Dataset rows about figures

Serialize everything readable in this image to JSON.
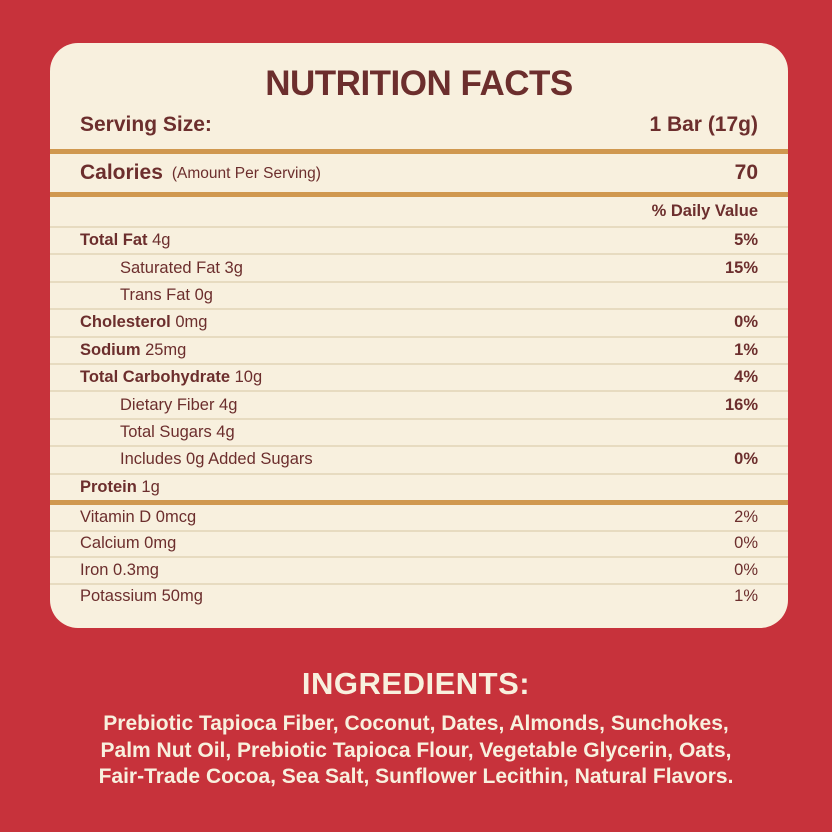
{
  "colors": {
    "background_red": "#C7323B",
    "card_cream": "#F8F0DE",
    "text_maroon": "#6C2E2D",
    "divider_gold": "#D0984F",
    "divider_light": "#E7DBC0"
  },
  "label": {
    "title": "NUTRITION FACTS",
    "serving_size_label": "Serving Size:",
    "serving_size_value": "1 Bar (17g)",
    "calories_label": "Calories",
    "calories_note": "(Amount Per Serving)",
    "calories_value": "70",
    "daily_value_header": "% Daily Value",
    "rows": [
      {
        "name": "Total Fat",
        "amount": "4g",
        "dv": "5%",
        "bold": true,
        "indent": false
      },
      {
        "name": "Saturated Fat",
        "amount": "3g",
        "dv": "15%",
        "bold": false,
        "indent": true
      },
      {
        "name": "Trans Fat",
        "amount": "0g",
        "dv": "",
        "bold": false,
        "indent": true
      },
      {
        "name": "Cholesterol",
        "amount": "0mg",
        "dv": "0%",
        "bold": true,
        "indent": false
      },
      {
        "name": "Sodium",
        "amount": "25mg",
        "dv": "1%",
        "bold": true,
        "indent": false
      },
      {
        "name": "Total Carbohydrate",
        "amount": "10g",
        "dv": "4%",
        "bold": true,
        "indent": false
      },
      {
        "name": "Dietary Fiber",
        "amount": "4g",
        "dv": "16%",
        "bold": false,
        "indent": true
      },
      {
        "name": "Total Sugars",
        "amount": "4g",
        "dv": "",
        "bold": false,
        "indent": true
      },
      {
        "name": "Includes 0g Added Sugars",
        "amount": "",
        "dv": "0%",
        "bold": false,
        "indent": true
      },
      {
        "name": "Protein",
        "amount": "1g",
        "dv": "",
        "bold": true,
        "indent": false
      }
    ],
    "vitamins": [
      {
        "name": "Vitamin D 0mcg",
        "dv": "2%"
      },
      {
        "name": "Calcium 0mg",
        "dv": "0%"
      },
      {
        "name": "Iron 0.3mg",
        "dv": "0%"
      },
      {
        "name": "Potassium 50mg",
        "dv": "1%"
      }
    ]
  },
  "ingredients": {
    "title": "INGREDIENTS:",
    "lines": [
      "Prebiotic Tapioca Fiber, Coconut, Dates, Almonds, Sunchokes,",
      "Palm Nut Oil, Prebiotic Tapioca Flour, Vegetable Glycerin, Oats,",
      "Fair-Trade Cocoa, Sea Salt, Sunflower Lecithin, Natural Flavors."
    ]
  }
}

* [TASK BRIEF] Repeat the records above verbatim. Include none of the pictures.

* [SOLUTION BELOW]
Serialize everything readable in this image to JSON.
{
  "colors": {
    "background_red": "#C7323B",
    "card_cream": "#F8F0DE",
    "text_maroon": "#6C2E2D",
    "divider_gold": "#D0984F",
    "divider_light": "#E7DBC0"
  },
  "label": {
    "title": "NUTRITION FACTS",
    "serving_size_label": "Serving Size:",
    "serving_size_value": "1 Bar (17g)",
    "calories_label": "Calories",
    "calories_note": "(Amount Per Serving)",
    "calories_value": "70",
    "daily_value_header": "% Daily Value",
    "rows": [
      {
        "name": "Total Fat",
        "amount": "4g",
        "dv": "5%",
        "bold": true,
        "indent": false
      },
      {
        "name": "Saturated Fat",
        "amount": "3g",
        "dv": "15%",
        "bold": false,
        "indent": true
      },
      {
        "name": "Trans Fat",
        "amount": "0g",
        "dv": "",
        "bold": false,
        "indent": true
      },
      {
        "name": "Cholesterol",
        "amount": "0mg",
        "dv": "0%",
        "bold": true,
        "indent": false
      },
      {
        "name": "Sodium",
        "amount": "25mg",
        "dv": "1%",
        "bold": true,
        "indent": false
      },
      {
        "name": "Total Carbohydrate",
        "amount": "10g",
        "dv": "4%",
        "bold": true,
        "indent": false
      },
      {
        "name": "Dietary Fiber",
        "amount": "4g",
        "dv": "16%",
        "bold": false,
        "indent": true
      },
      {
        "name": "Total Sugars",
        "amount": "4g",
        "dv": "",
        "bold": false,
        "indent": true
      },
      {
        "name": "Includes 0g Added Sugars",
        "amount": "",
        "dv": "0%",
        "bold": false,
        "indent": true
      },
      {
        "name": "Protein",
        "amount": "1g",
        "dv": "",
        "bold": true,
        "indent": false
      }
    ],
    "vitamins": [
      {
        "name": "Vitamin D 0mcg",
        "dv": "2%"
      },
      {
        "name": "Calcium 0mg",
        "dv": "0%"
      },
      {
        "name": "Iron 0.3mg",
        "dv": "0%"
      },
      {
        "name": "Potassium 50mg",
        "dv": "1%"
      }
    ]
  },
  "ingredients": {
    "title": "INGREDIENTS:",
    "lines": [
      "Prebiotic Tapioca Fiber, Coconut, Dates, Almonds, Sunchokes,",
      "Palm Nut Oil, Prebiotic Tapioca Flour, Vegetable Glycerin, Oats,",
      "Fair-Trade Cocoa, Sea Salt, Sunflower Lecithin, Natural Flavors."
    ]
  }
}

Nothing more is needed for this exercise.